▸ **Work to be completed**:
Scan the data for "लहलह" and copy the lines it appears in.

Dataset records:
# # #

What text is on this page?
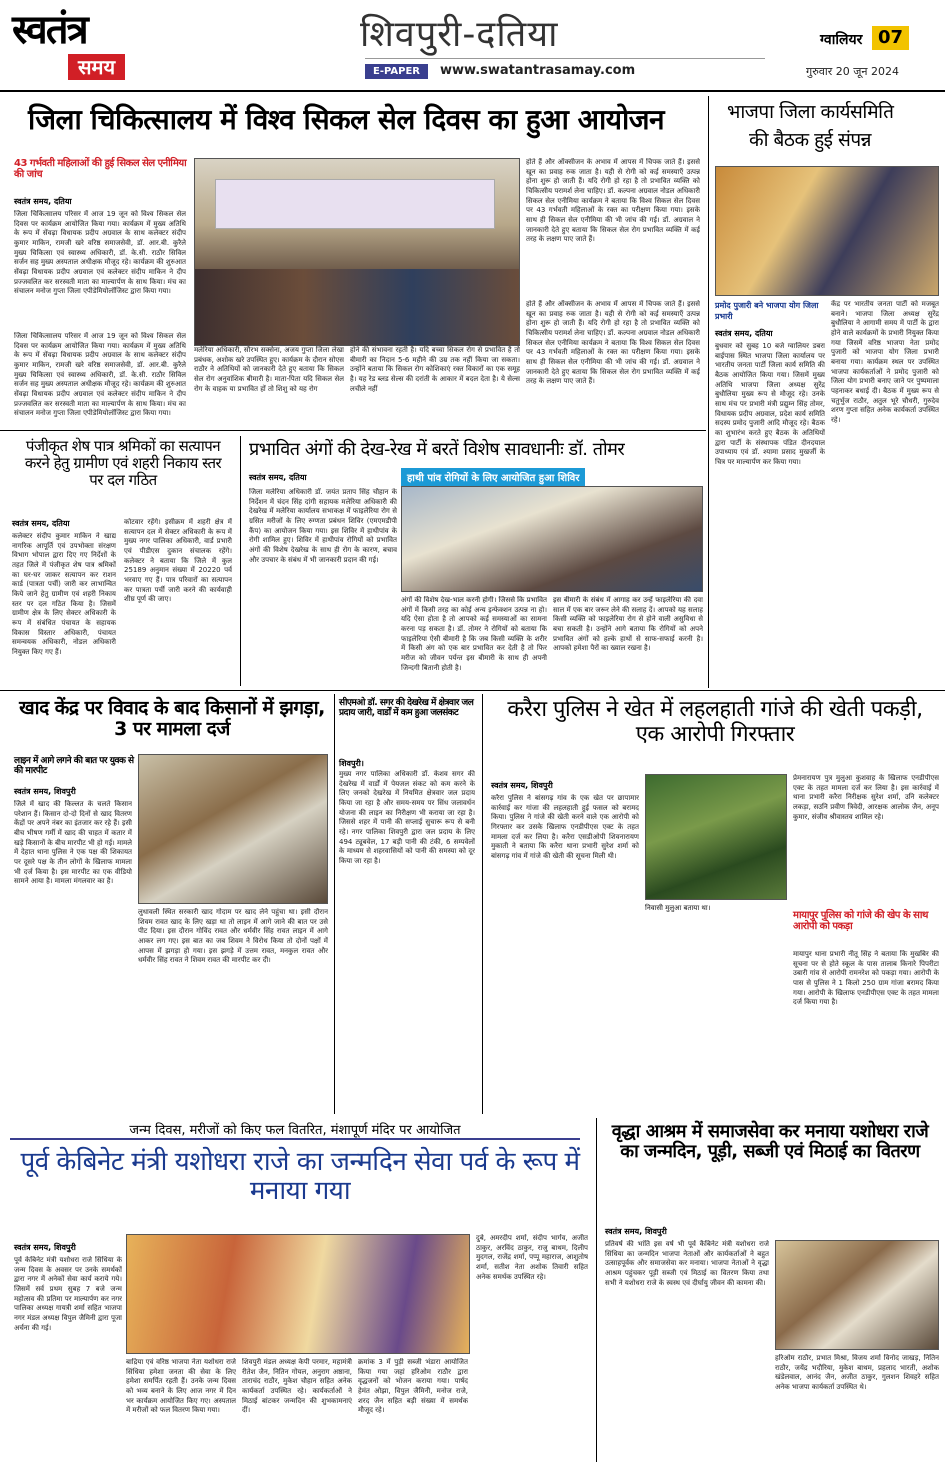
स्वतंत्र
समय
शिवपुरी-दतिया
E-PAPER	www.swatantrasamay.com
ग्वालियर 07
गुरुवार 20 जून 2024
जिला चिकित्सालय में विश्व सिकल सेल दिवस का हुआ आयोजन
43 गर्भवती महिलाओं की हुई सिकल सेल एनीमिया की जांच
स्वतंत्र समय, दतिया
जिला चिकित्सालय परिसर में आज 19 जून को विश्व सिकल सेल दिवस पर कार्यक्रम आयोजित किया गया। कार्यक्रम में मुख्य अतिथि के रूप में सेंवढ़ा विधायक प्रदीप अग्रवाल के साथ कलेक्टर संदीप कुमार माकिन, रामजी खरे वरिष्ठ समाजसेवी, डॉ. आर.बी. कुरैले मुख्य चिकित्सा एवं स्वास्थ्य अधिकारी, डॉ. के.सी. राठौर सिविल सर्जन सह मुख्य अस्पताल अधीक्षक मौजूद रहे। कार्यक्रम की शुरुआत सेंवढ़ा विधायक प्रदीप अग्रवाल एवं कलेक्टर संदीप माकिन ने दीप प्रज्जवलित कर सरस्वती माता का माल्यार्पण के साथ किया। मंच का संचालन मनोज गुप्ता जिला एपीडेमियोलॉजिस्ट द्वारा किया गया।
होते हैं और ऑक्सीजन के अभाव में आपस में चिपक जाते हैं। इससे खून का प्रवाह रुक जाता है। यही से रोगी को कई समस्याएँ उत्पन्न होना शुरू हो जाती हैं। यदि रोगी हो रहा है तो प्रभावित व्यक्ति को चिकित्सीय परामर्श लेना चाहिए। डॉ. कल्पना अग्रवाल नोडल अधिकारी सिकल सेल एनीमिया कार्यक्रम ने बताया कि विश्व सिकल सेल दिवस पर 43 गर्भवती महिलाओं के रक्त का परीक्षण किया गया। इसके साथ ही सिकल सेल एनीमिया की भी जांच की गई। डॉ. अग्रवाल ने जानकारी देते हुए बताया कि सिकल सेल रोग प्रभावित व्यक्ति में कई तरह के लक्षण पाए जाते हैं।
मलेरिया अधिकारी, सौरभ सक्सेना, अजय गुप्ता जिला लेखा प्रबंधक, अशोक खरे उपस्थित हुए। कार्यक्रम के दौरान सोएस राठौर ने अतिथियों को जानकारी देते हुए बताया कि सिकल सेल रोग अनुवांशिक बीमारी है। माता-पिता यदि सिकल सेल रोग के वाहक या प्रभावित हों तो शिशु को यह रोग
होने की संभावना रहती है। यदि बच्चा सिकल रोग से प्रभावित है तो बीमारी का निदान 5-6 महीने की उम्र तक नहीं किया जा सकता। उन्होंने बताया कि सिकल रोग कोशिकाएं रक्त विकारों का एक समूह है। यह रेड ब्लड सेल्स की दरांती के आकार में बदल देता है। ये सेल्स लचीले नहीं
होते हैं और ऑक्सीजन के अभाव में आपस में चिपक जाते हैं। इससे खून का प्रवाह रुक जाता है। यही से रोगी को कई समस्याएँ उत्पन्न होना शुरू हो जाती हैं। यदि रोगी हो रहा है तो प्रभावित व्यक्ति को चिकित्सीय परामर्श लेना चाहिए। डॉ. कल्पना अग्रवाल नोडल अधिकारी सिकल सेल एनीमिया कार्यक्रम ने बताया कि विश्व सिकल सेल दिवस पर 43 गर्भवती महिलाओं के रक्त का परीक्षण किया गया। इसके साथ ही सिकल सेल एनीमिया की भी जांच की गई। डॉ. अग्रवाल ने जानकारी देते हुए बताया कि सिकल सेल रोग प्रभावित व्यक्ति में कई तरह के लक्षण पाए जाते हैं।
जिला चिकित्सालय परिसर में आज 19 जून को विश्व सिकल सेल दिवस पर कार्यक्रम आयोजित किया गया। कार्यक्रम में मुख्य अतिथि के रूप में सेंवढ़ा विधायक प्रदीप अग्रवाल के साथ कलेक्टर संदीप कुमार माकिन, रामजी खरे वरिष्ठ समाजसेवी, डॉ. आर.बी. कुरैले मुख्य चिकित्सा एवं स्वास्थ्य अधिकारी, डॉ. के.सी. राठौर सिविल सर्जन सह मुख्य अस्पताल अधीक्षक मौजूद रहे। कार्यक्रम की शुरुआत सेंवढ़ा विधायक प्रदीप अग्रवाल एवं कलेक्टर संदीप माकिन ने दीप प्रज्जवलित कर सरस्वती माता का माल्यार्पण के साथ किया। मंच का संचालन मनोज गुप्ता जिला एपीडेमियोलॉजिस्ट द्वारा किया गया।
भाजपा जिला कार्यसमिति
की बैठक हुई संपन्न
प्रमोद पुजारी बने भाजपा योग जिला प्रभारी
स्वतंत्र समय, दतिया
बुधवार को सुबह 10 बजे ग्वालियर डबरा बाईपास स्थित भाजपा जिला कार्यालय पर भारतीय जनता पार्टी जिला कार्य समिति की बैठक आयोजित किया गया। जिसमें मुख्य अतिथि भाजपा जिला अध्यक्ष सुरेंद्र बुधौलिया मुख्य रूप से मौजूद रहे। उनके साथ मंच पर प्रभारी मंत्री प्रद्युम्न सिंह तोमर, विधायक प्रदीप अग्रवाल, प्रदेश कार्य समिति सदस्य प्रमोद पुजारी आदि मौजूद रहे। बैठक का शुभारंभ करते हुए बैठक के अतिथियों द्वारा पार्टी के संस्थापक पंडित दीनदयाल उपाध्याय एवं डॉ. श्यामा प्रसाद मुखर्जी के चित्र पर माल्यार्पण कर किया गया।
केंद्र पर भारतीय जनता पार्टी को मजबूत बनाने। भाजपा जिला अध्यक्ष सुरेंद्र बुधौलिया ने आगामी समय में पार्टी के द्वारा होने वाले कार्यक्रमों के प्रभारी नियुक्त किया गया जिसमें वरिष्ठ भाजपा नेता प्रमोद पुजारी को भाजपा योग जिला प्रभारी बनाया गया। कार्यक्रम स्थल पर उपस्थित भाजपा कार्यकर्ताओं ने प्रमोद पुजारी को जिला योग प्रभारी बनाए जाने पर पुष्पमाला पहनाकर बधाई दी। बैठक में मुख्य रूप से चतुर्भुज राठौर, अतुल भूरे चौधरी, गुरुदेव शरण गुप्ता सहित अनेक कार्यकर्ता उपस्थित रहे।
पंजीकृत शेष पात्र श्रमिकों का सत्यापन करने हेतु ग्रामीण एवं शहरी निकाय स्तर पर दल गठित
स्वतंत्र समय, दतिया
कलेक्टर संदीप कुमार माकिन ने खाद्य नागरिक आपूर्ति एवं उपभोक्ता संरक्षण विभाग भोपाल द्वारा दिए गए निर्देशों के तहत जिले में पंजीकृत शेष पात्र श्रमिकों का घर-घर जाकर सत्यापन कर राशन कार्ड (पात्रता पर्ची) जारी कर लाभान्वित किये जाने हेतु ग्रामीण एवं शहरी निकाय स्तर पर दल गठित किया है। जिसमें ग्रामीण क्षेत्र के लिए सेक्टर अधिकारी के रूप में संबंधित पंचायत के सहायक विकास विस्तार अधिकारी, पंचायत समन्वयक अधिकारी, नोडल अधिकारी नियुक्त किए गए हैं।
कोटवार रहेंगे। इसीक्रम में शहरी क्षेत्र में सत्यापन दल में सेक्टर अधिकारी के रूप में मुख्य नगर पालिका अधिकारी, वार्ड प्रभारी एवं पीडीएस दुकान संचालक रहेंगे। कलेक्टर ने बताया कि जिले में कुल 25189 अनुमान संख्या में 20220 पर्व भरवाए गए हैं। पात्र परिवारों का सत्यापन कर पात्रता पर्ची जारी करने की कार्यवाही शीघ्र पूर्ण की जाए।
प्रभावित अंगों की देख-रेख में बरतें विशेष सावधानीः डॉ. तोमर
स्वतंत्र समय, दतिया	हाथी पांव रोगियों के लिए आयोजित हुआ शिविर
जिला मलेरिया अधिकारी डॉ. जयंत प्रताप सिंह चौहान के निर्देशन में चंदन सिंह दांगी सहायक मलेरिया अधिकारी की देखरेख में मलेरिया कार्यालय सभाकक्ष में फाइलेरिया रोग से ग्रसित मरीजों के लिए रुग्णता प्रबंधन शिविर (एमएमडीपी कैंप) का आयोजन किया गया। इस शिविर में हाथीपांव के रोगी शामिल हुए। शिविर में हाथीपांव रोगियों को प्रभावित अंगों की विशेष देखरेख के साथ ही रोग के कारण, बचाव और उपचार के संबंध में भी जानकारी प्रदान की गई।
अंगों की विशेष देख-भाल करनी होगी। जिससे कि प्रभावित अंगों में किसी तरह का कोई अन्य इन्फेक्शन उत्पन्न ना हो। यदि ऐसा होता है तो आपको कई समस्याओं का सामना करना पड़ सकता है। डॉ. तोमर ने रोगियों को बताया कि फाइलेरिया ऐसी बीमारी है कि जब किसी व्यक्ति के शरीर में किसी अंग को एक बार प्रभावित कर देती है तो फिर मरीज को जीवन पर्यन्त इस बीमारी के साथ ही अपनी जिन्दगी बितानी होती है।
इस बीमारी के संबंध में आगाह कर उन्हें फाइलेरिया की दवा साल में एक बार जरूर लेने की सलाह दें। आपको यह सलाह किसी व्यक्ति को फाइलेरिया रोग से होने वाली असुविधा से बचा सकती है। उन्होंने आगे बताया कि रोगियों को अपने प्रभावित अंगों को हल्के हाथों से साफ-सफाई करनी है। आपको हमेशा पैरों का ख्याल रखना है।
खाद केंद्र पर विवाद के बाद किसानों में झगड़ा, 3 पर मामला दर्ज
लाइन में आगे लगने की बात पर युवक से की मारपीट
स्वतंत्र समय, शिवपुरी
जिले में खाद की किल्लत के चलते किसान परेशान हैं। किसान दो-दो दिनों से खाद वितरण केंद्रों पर अपने नंबर का इंतजार कर रहे हैं। इसी बीच भीषण गर्मी में खाद की चाहत में कतार में खड़े किसानों के बीच मारपीट भी हो गई। मामले में देहात थाना पुलिस ने एक पक्ष की शिकायत पर दूसरे पक्ष के तीन लोगों के खिलाफ मामला भी दर्ज किया है। इस मारपीट का एक वीडियो सामने आया है। मामला मंगलवार का है।
लुधावली स्थित सरकारी खाद गोदाम पर खाद लेने पहुंचा था। इसी दौरान शिवम रावत खाद के लिए खड़ा था तो लाइन में आगे जाने की बात पर उसे पीट दिया। इस दौरान गोविंद रावत और धर्मवीर सिंह रावत लाइन में आगे आकर लग गए। इस बात का जब शिवम ने विरोध किया तो दोनों पक्षों में आपस में झगड़ा हो गया। इस झगड़े में उत्तम रावत, मनकुल रावत और धर्मवीर सिंह रावत ने शिवम रावत की मारपीट कर दी।
सीएमओ डॉ. सगर की देखरेख में क्षेत्रवार जल प्रदाय जारी, वार्डों में कम हुआ जलसंकट
शिवपुरी।
मुख्य नगर पालिका अधिकारी डॉ. केशव सगर की देखरेख में वार्डों में पेयजल संकट को कम करने के लिए जनको देखरेख में नियमित क्षेत्रवार जल प्रदाय किया जा रहा है और समय-समय पर सिंध जलावर्धन योजना की लाइन का निरीक्षण भी कराया जा रहा है। जिससे शहर में पानी की सप्लाई सुचारू रूप से बनी रहे। नगर पालिका शिवपुरी द्वारा जल प्रदाय के लिए 494 ट्यूबवेल, 17 बड़ी पानी की टंकी, 6 सम्पवेलों के माध्यम से शहरवासियों को पानी की समस्या को दूर किया जा रहा है।
करैरा पुलिस ने खेत में लहलहाती गांजे की खेती पकड़ी, एक आरोपी गिरफ्तार
स्वतंत्र समय, शिवपुरी
करैरा पुलिस ने बांसगढ़ गांव के एक खेत पर छापामार कार्रवाई कर गांजा की लहलहाती हुई फसल को बरामद किया। पुलिस ने गांजे की खेती करने वाले एक आरोपी को गिरफ्तार कर उसके खिलाफ एनडीपीएस एक्ट के तहत मामला दर्ज कर लिया है। करैरा एसडीओपी शिवनारायण मुकाती ने बताया कि करैरा थाना प्रभारी सुरेश शर्मा को बांसगढ़ गांव में गांजे की खेती की सूचना मिली थी।
निवासी मुलुआ बताया था।
प्रेमनारायण पुत्र मुलुआ कुशवाह के खिलाफ एनडीपीएस एक्ट के तहत मामला दर्ज कर लिया है। इस कार्रवाई में थाना प्रभारी करैरा निरीक्षक सुरेश शर्मा, उनि कलेक्टर लकड़ा, सउनि प्रवीण त्रिवेदी, आरक्षक आलोक जैन, अनूप कुमार, संजीव श्रीवास्तव शामिल रहे।
मायापुर पुलिस को गांजे की खेप के साथ आरोपी को पकड़ा
मायापुर थाना प्रभारी नीतू सिंह ने बताया कि मुखबिर की सूचना पर से होते स्कूल के पास तालाब किनारे पिपरीटा उबारी गांव से आरोपी रामनरेश को पकड़ा गया। आरोपी के पास से पुलिस ने 1 किलो 250 ग्राम गांजा बरामद किया गया। आरोपी के खिलाफ एनडीपीएस एक्ट के तहत मामला दर्ज किया गया है।
जन्म दिवस, मरीजों को किए फल वितरित, मंशापूर्ण मंदिर पर आयोजित
पूर्व केबिनेट मंत्री यशोधरा राजे का जन्मदिन सेवा पर्व के रूप में मनाया गया
स्वतंत्र समय, शिवपुरी
पूर्व केबिनेट मंत्री यशोधरा राजे सिंधिया के जन्म दिवस के अवसर पर उनके समर्थकों द्वारा नगर में अनेकों सेवा कार्य कराये गये। जिसमें सर्व प्रथम सुबह 7 बजे जन्म महोत्सव की प्रतिमा पर माल्यार्पण कर नगर पालिका अध्यक्ष गायत्री शर्मा सहित भाजपा नगर मंडल अध्यक्ष विपुल जैमिनी द्वारा पूजा अर्चना की गई।
बाद्रिया एवं वरिष्ठ भाजपा नेता यशोधरा राजे सिंधिया हमेशा जनता की सेवा के लिए हमेशा समर्पित रहती हैं। उनके जन्म दिवस को भव्य बनाने के लिए आज नगर में दिन भर कार्यक्रम आयोजित किए गए। अस्पताल में मरीजों को फल वितरण किया गया।
शिवपुरी मंडल अध्यक्ष केपी परमार, महामंत्री रीतेश जैन, नितिन गोयल, अनुराग अष्ठाना, ताराचंद राठौर, मुकेश चौहान सहित अनेक कार्यकर्ता उपस्थित रहे। कार्यकर्ताओं ने मिठाई बांटकर जन्मदिन की शुभकामनाएं दीं।
क्रमांक 3 में पुड़ी सब्जी भंडारा आयोजित किया गया जहां हरिओम राठौर द्वारा वृद्धजनों को भोजन कराया गया। पार्षद हेमंत ओझा, विपुल जैमिनी, मनोज राजे, शरद जैन सहित बड़ी संख्या में समर्थक मौजूद रहे।
दुबे, अमरदीप शर्मा, संदीप भार्गव, अजीत ठाकुर, अरविंद ठाकुर, राजु बाथम, दिलीप मुदगल, राजेंद्र शर्मा, पप्पू महाराज, आशुतोष शर्मा, सतीश नेता अशोक तिवारी सहित अनेक समर्थक उपस्थित रहे।
वृद्धा आश्रम में समाजसेवा कर मनाया यशोधरा राजे का जन्मदिन, पूड़ी, सब्जी एवं मिठाई का वितरण
स्वतंत्र समय, शिवपुरी
प्रतिवर्ष की भांति इस वर्ष भी पूर्व कैबिनेट मंत्री यशोधरा राजे सिंधिया का जन्मदिन भाजपा नेताओं और कार्यकर्ताओं ने बहुत उत्साहपूर्वक और समाजसेवा कर मनाया। भाजपा नेताओं ने वृद्धा आश्रम पहुंचकर पूड़ी सब्जी एवं मिठाई का वितरण किया तथा सभी ने यशोधरा राजे के स्वस्थ एवं दीर्घायु जीवन की कामना की।
हरिओम राठौर, प्रभात मिश्रा, विजय शर्मा विनोद जाखड़, नितिन राठौर, जयेंद्र भदौरिया, मुकेश बाथम, प्रहलाद भारती, अशोक खंडेलवाल, आनंद जैन, अजीत ठाकुर, गुलशन शिवहरे सहित अनेक भाजपा कार्यकर्ता उपस्थित थे।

# # #

▸ **Problem solution**:
करैरा पुलिस ने खेत में लहलहाती गांजे की खेती पकड़ी, एक आरोपी गिरफ्तार
करैरा पुलिस ने बांसगढ़ गांव के एक खेत पर छापामार कार्रवाई कर गांजा की लहलहाती हुई फसल को बरामद किया। पुलिस ने गांजे की खेती करने वाले एक आरोपी को गिरफ्तार कर उसके खिलाफ एनडीपीएस एक्ट के तहत मामला दर्ज कर लिया है। करैरा एसडीओपी शिवनारायण मुकाती ने बताया कि करैरा थाना प्रभारी सुरेश शर्मा को बांसगढ़ गांव में गांजे की खेती की सूचना मिली थी।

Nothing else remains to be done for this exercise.